──────── Data supplied ────────
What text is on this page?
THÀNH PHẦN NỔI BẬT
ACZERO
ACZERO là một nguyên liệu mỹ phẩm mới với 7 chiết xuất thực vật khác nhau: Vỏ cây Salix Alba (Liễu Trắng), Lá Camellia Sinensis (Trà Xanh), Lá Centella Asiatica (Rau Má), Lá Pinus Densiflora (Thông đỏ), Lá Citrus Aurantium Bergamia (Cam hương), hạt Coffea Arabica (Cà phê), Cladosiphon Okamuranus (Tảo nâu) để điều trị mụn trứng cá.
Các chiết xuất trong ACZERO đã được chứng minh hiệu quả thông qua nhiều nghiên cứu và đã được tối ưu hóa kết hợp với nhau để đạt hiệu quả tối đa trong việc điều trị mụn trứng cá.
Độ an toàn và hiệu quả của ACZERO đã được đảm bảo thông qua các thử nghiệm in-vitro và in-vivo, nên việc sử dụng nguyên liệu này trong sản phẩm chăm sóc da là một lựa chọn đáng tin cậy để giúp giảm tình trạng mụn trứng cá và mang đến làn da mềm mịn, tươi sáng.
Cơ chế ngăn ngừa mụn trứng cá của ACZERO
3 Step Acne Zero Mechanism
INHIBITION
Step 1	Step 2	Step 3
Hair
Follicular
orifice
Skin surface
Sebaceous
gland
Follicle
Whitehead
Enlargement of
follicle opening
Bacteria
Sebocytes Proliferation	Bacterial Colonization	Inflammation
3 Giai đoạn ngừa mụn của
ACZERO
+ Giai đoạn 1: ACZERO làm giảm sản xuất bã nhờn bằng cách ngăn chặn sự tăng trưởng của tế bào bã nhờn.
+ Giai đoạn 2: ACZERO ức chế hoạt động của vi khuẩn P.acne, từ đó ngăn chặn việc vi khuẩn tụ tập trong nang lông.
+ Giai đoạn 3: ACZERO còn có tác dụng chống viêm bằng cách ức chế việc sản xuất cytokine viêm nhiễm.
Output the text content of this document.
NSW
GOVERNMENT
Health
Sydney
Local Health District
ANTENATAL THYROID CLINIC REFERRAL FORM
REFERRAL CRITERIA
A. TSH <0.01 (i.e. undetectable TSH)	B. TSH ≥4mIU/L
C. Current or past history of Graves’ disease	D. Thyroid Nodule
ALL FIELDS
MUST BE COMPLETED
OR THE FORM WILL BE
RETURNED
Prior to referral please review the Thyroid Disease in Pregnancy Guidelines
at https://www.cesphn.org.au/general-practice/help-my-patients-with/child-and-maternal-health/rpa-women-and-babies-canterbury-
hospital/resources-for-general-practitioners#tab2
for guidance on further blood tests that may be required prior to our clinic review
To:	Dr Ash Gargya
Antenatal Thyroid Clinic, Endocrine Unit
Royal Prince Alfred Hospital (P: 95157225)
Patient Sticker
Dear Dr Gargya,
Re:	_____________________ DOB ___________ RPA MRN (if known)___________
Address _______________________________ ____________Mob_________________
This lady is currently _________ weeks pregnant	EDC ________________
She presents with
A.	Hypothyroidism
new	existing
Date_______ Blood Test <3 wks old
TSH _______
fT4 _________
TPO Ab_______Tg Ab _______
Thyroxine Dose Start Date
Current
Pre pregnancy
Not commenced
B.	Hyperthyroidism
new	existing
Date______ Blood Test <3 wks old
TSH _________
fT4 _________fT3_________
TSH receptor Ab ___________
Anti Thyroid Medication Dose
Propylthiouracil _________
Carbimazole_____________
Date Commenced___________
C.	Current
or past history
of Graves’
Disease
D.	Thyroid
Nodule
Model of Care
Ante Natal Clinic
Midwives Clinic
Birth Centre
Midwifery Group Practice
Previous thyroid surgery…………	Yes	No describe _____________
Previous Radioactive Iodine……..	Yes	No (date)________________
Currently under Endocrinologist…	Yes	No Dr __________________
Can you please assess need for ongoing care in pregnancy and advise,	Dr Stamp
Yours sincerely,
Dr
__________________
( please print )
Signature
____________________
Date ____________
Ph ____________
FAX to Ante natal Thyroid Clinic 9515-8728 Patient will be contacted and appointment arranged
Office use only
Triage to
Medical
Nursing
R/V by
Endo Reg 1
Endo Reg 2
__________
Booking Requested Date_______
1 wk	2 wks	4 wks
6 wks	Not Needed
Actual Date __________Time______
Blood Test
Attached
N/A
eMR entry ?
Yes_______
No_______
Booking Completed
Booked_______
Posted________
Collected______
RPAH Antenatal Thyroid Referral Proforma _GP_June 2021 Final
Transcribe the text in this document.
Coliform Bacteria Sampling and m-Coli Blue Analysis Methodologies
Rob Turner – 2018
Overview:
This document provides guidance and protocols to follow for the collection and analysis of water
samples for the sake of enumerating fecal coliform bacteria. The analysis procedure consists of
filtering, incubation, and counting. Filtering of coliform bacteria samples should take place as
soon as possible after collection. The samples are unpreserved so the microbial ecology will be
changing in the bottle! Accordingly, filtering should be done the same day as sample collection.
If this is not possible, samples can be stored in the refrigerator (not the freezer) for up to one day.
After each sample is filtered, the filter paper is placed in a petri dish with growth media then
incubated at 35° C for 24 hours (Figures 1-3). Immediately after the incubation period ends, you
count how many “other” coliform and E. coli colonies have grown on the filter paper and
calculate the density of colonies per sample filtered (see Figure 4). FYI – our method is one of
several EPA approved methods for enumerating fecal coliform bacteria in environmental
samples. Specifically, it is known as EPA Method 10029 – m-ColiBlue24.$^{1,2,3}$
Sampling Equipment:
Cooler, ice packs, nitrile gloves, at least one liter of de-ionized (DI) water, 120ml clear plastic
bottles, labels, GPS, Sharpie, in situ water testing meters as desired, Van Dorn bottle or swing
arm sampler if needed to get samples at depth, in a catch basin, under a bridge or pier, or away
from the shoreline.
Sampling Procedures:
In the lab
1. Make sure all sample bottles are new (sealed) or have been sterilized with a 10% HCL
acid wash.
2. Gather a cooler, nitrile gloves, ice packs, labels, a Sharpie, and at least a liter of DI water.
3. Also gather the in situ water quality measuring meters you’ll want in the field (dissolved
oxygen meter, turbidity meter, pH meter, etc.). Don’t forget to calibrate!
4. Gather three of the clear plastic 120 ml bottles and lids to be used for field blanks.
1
────────
» **Exercise requirements**
Please copy every line of the data that carries the string "filtered".

» **Written response**
After each sample is filtered, the filter paper is placed in a petri dish with growth media then
calculate the density of colonies per sample filtered (see Figure 4). FYI – our method is one of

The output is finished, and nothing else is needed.